▸ CHALLENGE: Check each line of the records below for the word "group" and copy those where it appears.

((

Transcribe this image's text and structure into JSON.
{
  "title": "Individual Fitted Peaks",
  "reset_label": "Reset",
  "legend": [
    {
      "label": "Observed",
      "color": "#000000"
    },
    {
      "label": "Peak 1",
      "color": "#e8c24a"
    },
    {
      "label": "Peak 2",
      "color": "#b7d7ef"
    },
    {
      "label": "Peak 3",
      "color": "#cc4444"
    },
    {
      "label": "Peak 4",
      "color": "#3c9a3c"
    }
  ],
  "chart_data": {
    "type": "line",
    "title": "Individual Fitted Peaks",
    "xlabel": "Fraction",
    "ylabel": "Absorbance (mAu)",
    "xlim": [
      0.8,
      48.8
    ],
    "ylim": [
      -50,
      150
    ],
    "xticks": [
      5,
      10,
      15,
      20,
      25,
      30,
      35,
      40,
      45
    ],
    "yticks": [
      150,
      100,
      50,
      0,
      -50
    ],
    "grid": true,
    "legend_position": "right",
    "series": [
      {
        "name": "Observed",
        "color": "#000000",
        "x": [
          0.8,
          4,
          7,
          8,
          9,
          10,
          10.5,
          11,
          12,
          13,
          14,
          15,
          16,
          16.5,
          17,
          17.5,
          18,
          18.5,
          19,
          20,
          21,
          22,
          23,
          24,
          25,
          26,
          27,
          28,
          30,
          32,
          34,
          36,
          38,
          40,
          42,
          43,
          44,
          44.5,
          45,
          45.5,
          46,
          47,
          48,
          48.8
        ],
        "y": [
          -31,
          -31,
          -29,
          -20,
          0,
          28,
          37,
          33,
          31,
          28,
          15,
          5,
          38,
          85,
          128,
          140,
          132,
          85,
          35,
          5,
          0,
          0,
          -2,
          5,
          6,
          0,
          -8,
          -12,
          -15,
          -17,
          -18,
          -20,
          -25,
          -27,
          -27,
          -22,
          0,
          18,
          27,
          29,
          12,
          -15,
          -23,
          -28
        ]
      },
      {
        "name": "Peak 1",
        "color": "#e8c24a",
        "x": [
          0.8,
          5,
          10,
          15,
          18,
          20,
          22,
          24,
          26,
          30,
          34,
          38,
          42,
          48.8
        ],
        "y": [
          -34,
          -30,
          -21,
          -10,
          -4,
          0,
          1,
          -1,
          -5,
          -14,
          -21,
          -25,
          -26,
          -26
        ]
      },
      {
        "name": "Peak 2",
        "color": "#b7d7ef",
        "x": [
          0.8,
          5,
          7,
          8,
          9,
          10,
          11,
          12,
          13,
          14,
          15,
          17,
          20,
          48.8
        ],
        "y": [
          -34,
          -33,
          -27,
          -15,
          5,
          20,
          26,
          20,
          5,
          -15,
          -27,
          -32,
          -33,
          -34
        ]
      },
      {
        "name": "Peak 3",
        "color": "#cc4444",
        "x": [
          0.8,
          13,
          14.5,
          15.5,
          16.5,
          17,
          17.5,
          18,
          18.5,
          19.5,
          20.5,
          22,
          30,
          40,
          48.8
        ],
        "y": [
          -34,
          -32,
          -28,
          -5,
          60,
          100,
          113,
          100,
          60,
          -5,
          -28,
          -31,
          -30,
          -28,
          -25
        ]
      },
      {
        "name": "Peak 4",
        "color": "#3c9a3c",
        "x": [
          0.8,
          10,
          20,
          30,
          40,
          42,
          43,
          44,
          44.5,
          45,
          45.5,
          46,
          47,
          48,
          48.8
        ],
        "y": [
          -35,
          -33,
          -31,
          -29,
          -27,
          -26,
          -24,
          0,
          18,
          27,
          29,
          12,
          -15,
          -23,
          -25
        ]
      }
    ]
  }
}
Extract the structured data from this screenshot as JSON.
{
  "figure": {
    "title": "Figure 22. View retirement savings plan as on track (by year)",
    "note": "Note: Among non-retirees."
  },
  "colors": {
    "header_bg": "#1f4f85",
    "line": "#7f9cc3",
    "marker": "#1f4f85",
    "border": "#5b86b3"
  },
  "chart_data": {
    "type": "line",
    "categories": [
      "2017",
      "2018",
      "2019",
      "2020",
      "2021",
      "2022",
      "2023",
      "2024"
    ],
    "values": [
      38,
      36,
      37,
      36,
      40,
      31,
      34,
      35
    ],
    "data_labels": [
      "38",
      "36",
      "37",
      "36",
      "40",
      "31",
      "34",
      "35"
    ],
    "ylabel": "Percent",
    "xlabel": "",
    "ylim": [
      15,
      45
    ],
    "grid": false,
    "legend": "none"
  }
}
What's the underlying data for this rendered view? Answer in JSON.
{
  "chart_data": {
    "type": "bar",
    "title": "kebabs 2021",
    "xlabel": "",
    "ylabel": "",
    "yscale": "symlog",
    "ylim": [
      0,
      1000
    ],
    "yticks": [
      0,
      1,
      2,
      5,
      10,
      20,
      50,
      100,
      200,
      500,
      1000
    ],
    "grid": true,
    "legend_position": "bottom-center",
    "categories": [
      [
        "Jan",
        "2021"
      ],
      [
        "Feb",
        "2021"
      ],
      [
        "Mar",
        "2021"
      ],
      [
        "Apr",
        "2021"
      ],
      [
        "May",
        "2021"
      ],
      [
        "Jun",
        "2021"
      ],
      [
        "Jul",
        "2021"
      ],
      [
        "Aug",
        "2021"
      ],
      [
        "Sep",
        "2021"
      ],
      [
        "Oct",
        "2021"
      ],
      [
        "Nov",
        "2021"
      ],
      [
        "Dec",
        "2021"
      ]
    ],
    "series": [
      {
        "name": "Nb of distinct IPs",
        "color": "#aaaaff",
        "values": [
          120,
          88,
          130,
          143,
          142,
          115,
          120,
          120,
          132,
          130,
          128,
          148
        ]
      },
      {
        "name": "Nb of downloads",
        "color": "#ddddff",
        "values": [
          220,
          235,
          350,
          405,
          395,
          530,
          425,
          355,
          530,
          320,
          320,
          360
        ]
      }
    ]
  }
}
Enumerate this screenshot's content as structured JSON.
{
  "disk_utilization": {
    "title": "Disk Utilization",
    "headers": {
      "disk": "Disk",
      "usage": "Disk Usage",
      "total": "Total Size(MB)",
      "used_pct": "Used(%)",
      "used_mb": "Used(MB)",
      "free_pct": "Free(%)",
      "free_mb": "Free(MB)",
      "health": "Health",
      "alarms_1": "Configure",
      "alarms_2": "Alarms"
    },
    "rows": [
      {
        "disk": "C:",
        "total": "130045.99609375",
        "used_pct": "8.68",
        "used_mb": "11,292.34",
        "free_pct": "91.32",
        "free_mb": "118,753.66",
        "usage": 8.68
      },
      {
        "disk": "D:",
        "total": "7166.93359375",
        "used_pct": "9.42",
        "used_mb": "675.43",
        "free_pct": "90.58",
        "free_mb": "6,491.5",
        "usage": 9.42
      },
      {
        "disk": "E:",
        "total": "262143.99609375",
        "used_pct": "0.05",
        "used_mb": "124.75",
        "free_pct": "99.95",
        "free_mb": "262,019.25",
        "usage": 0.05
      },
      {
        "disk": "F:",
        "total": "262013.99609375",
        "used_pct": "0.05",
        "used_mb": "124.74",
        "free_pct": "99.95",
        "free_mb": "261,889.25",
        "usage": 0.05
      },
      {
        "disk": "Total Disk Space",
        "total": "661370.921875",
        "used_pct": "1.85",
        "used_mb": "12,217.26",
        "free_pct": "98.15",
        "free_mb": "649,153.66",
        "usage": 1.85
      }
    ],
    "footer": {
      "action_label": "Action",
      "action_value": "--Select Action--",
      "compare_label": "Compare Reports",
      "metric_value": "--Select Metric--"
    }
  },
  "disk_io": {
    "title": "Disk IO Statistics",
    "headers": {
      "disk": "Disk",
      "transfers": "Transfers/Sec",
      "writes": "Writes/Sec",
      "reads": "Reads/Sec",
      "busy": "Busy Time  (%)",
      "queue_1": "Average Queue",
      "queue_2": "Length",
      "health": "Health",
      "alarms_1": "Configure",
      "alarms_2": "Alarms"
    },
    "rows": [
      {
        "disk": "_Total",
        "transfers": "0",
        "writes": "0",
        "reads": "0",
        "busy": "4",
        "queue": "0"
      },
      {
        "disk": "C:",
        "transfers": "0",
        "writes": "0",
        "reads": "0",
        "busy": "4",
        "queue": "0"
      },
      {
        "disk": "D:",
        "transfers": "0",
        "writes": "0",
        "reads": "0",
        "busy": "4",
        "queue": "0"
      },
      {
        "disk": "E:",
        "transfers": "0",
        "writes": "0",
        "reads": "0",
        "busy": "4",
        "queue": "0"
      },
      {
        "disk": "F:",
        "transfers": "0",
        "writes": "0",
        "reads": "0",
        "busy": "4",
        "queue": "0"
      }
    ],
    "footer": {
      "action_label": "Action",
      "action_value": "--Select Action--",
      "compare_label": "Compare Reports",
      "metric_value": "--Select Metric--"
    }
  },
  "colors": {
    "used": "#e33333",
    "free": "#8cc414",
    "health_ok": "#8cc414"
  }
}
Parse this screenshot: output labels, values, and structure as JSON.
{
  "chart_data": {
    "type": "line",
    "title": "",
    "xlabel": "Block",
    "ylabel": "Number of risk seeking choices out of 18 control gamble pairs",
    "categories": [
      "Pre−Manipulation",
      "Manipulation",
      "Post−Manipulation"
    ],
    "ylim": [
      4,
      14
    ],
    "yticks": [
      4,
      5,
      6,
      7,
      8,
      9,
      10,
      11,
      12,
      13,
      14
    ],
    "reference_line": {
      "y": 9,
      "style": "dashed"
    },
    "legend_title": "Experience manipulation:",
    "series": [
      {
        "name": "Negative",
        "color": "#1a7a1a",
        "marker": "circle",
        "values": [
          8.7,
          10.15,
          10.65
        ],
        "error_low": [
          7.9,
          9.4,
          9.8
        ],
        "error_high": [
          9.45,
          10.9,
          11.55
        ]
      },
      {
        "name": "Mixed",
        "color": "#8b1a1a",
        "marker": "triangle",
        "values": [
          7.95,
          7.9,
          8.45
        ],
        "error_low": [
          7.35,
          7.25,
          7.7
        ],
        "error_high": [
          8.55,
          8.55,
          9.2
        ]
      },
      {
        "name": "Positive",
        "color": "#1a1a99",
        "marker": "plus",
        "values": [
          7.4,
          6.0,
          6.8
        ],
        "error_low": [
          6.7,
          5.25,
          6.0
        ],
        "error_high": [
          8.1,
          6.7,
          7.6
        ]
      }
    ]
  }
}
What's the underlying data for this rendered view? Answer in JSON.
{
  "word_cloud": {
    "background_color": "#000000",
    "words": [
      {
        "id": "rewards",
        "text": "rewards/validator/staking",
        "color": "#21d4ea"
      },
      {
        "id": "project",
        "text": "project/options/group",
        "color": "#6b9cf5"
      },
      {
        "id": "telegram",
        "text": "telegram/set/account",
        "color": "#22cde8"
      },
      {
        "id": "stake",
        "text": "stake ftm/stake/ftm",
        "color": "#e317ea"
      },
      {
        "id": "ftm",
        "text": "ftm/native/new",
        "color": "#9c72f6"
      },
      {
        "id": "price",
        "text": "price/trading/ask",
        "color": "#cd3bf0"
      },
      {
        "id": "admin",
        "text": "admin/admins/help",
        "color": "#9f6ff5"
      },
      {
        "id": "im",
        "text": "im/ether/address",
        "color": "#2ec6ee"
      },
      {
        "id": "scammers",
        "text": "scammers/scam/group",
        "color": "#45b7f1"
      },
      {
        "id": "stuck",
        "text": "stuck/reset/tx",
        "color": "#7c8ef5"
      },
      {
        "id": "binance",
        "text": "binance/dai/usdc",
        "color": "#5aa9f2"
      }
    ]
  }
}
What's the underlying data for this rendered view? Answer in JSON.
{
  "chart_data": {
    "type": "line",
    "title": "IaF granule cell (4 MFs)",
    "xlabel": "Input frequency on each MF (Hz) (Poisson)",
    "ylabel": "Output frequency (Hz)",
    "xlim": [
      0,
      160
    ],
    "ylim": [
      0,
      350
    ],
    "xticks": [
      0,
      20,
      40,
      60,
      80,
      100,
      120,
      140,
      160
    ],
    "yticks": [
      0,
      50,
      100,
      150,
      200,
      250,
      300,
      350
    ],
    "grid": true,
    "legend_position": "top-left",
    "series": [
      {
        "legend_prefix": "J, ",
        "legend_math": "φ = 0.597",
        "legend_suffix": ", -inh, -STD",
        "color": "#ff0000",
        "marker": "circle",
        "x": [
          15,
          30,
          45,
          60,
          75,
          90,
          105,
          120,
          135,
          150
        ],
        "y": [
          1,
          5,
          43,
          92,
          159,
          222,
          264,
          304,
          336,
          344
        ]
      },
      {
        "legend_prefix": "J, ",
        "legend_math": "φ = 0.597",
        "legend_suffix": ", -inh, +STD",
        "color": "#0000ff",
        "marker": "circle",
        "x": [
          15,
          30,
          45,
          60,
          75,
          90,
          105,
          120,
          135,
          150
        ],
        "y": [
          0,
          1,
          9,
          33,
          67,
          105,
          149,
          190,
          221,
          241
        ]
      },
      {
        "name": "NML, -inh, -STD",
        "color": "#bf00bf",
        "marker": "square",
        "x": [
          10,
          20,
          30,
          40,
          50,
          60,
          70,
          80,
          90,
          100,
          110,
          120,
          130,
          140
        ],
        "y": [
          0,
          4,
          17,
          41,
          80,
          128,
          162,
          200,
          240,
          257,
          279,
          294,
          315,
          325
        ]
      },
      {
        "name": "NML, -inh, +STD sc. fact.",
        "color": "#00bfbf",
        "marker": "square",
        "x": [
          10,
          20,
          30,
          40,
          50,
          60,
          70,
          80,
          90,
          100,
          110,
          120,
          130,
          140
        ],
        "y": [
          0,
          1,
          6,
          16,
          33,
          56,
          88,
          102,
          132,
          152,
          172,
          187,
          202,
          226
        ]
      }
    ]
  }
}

))

▸ SOLUTION:
        "text": "project/options/group",
        "text": "scammers/scam/group",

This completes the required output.